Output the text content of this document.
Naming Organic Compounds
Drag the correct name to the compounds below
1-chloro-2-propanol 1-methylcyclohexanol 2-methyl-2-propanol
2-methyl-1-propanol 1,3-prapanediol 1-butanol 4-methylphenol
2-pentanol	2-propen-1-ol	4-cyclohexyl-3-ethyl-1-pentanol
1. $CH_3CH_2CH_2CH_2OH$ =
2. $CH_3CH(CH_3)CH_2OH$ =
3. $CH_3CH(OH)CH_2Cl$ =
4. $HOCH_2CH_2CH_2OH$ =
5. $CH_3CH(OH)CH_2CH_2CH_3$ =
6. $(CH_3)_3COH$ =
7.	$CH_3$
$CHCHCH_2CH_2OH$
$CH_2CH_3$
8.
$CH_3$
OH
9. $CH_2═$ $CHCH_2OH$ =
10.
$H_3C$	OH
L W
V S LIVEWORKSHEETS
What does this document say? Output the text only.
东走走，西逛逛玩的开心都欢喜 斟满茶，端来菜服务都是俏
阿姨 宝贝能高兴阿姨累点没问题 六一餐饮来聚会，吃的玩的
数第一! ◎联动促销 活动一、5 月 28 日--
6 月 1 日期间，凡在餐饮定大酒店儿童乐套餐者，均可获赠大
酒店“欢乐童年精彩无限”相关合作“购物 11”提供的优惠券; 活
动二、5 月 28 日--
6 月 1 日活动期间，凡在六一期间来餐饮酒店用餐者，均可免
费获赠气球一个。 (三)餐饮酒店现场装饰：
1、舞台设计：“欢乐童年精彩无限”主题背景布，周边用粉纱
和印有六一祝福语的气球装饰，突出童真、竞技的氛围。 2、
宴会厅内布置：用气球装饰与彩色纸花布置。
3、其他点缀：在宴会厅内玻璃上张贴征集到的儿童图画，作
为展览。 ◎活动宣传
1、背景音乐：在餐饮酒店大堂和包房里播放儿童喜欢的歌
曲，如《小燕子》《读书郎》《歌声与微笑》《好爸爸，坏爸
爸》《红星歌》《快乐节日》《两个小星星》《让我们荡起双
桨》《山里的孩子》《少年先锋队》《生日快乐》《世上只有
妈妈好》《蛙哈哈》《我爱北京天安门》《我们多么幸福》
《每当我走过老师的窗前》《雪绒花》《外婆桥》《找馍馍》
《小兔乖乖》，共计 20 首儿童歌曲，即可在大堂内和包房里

______

Required work = Each record above should be returned exactly as it appears.

Response =
Output the text content of this document.
Naming Organic Compounds
Drag the correct name to the compounds below
1-chloro-2-propanol 1-methylcyclohexanol 2-methyl-2-propanol
2-methyl-1-propanol 1,3-prapanediol 1-butanol 4-methylphenol
2-pentanol	2-propen-1-ol	4-cyclohexyl-3-ethyl-1-pentanol
1. $CH_3CH_2CH_2CH_2OH$ =
2. $CH_3CH(CH_3)CH_2OH$ =
3. $CH_3CH(OH)CH_2Cl$ =
4. $HOCH_2CH_2CH_2OH$ =
5. $CH_3CH(OH)CH_2CH_2CH_3$ =
6. $(CH_3)_3COH$ =
7.	$CH_3$
$CHCHCH_2CH_2OH$
$CH_2CH_3$
8.
$CH_3$
OH
9. $CH_2═$ $CHCH_2OH$ =
10.
$H_3C$	OH
L W
V S LIVEWORKSHEETS
What does this document say? Output the text only.
东走走，西逛逛玩的开心都欢喜 斟满茶，端来菜服务都是俏
阿姨 宝贝能高兴阿姨累点没问题 六一餐饮来聚会，吃的玩的
数第一! ◎联动促销 活动一、5 月 28 日--
6 月 1 日期间，凡在餐饮定大酒店儿童乐套餐者，均可获赠大
酒店“欢乐童年精彩无限”相关合作“购物 11”提供的优惠券; 活
动二、5 月 28 日--
6 月 1 日活动期间，凡在六一期间来餐饮酒店用餐者，均可免
费获赠气球一个。 (三)餐饮酒店现场装饰：
1、舞台设计：“欢乐童年精彩无限”主题背景布，周边用粉纱
和印有六一祝福语的气球装饰，突出童真、竞技的氛围。 2、
宴会厅内布置：用气球装饰与彩色纸花布置。
3、其他点缀：在宴会厅内玻璃上张贴征集到的儿童图画，作
为展览。 ◎活动宣传
1、背景音乐：在餐饮酒店大堂和包房里播放儿童喜欢的歌
曲，如《小燕子》《读书郎》《歌声与微笑》《好爸爸，坏爸
爸》《红星歌》《快乐节日》《两个小星星》《让我们荡起双
桨》《山里的孩子》《少年先锋队》《生日快乐》《世上只有
妈妈好》《蛙哈哈》《我爱北京天安门》《我们多么幸福》
《每当我走过老师的窗前》《雪绒花》《外婆桥》《找馍馍》
《小兔乖乖》，共计 20 首儿童歌曲，即可在大堂内和包房里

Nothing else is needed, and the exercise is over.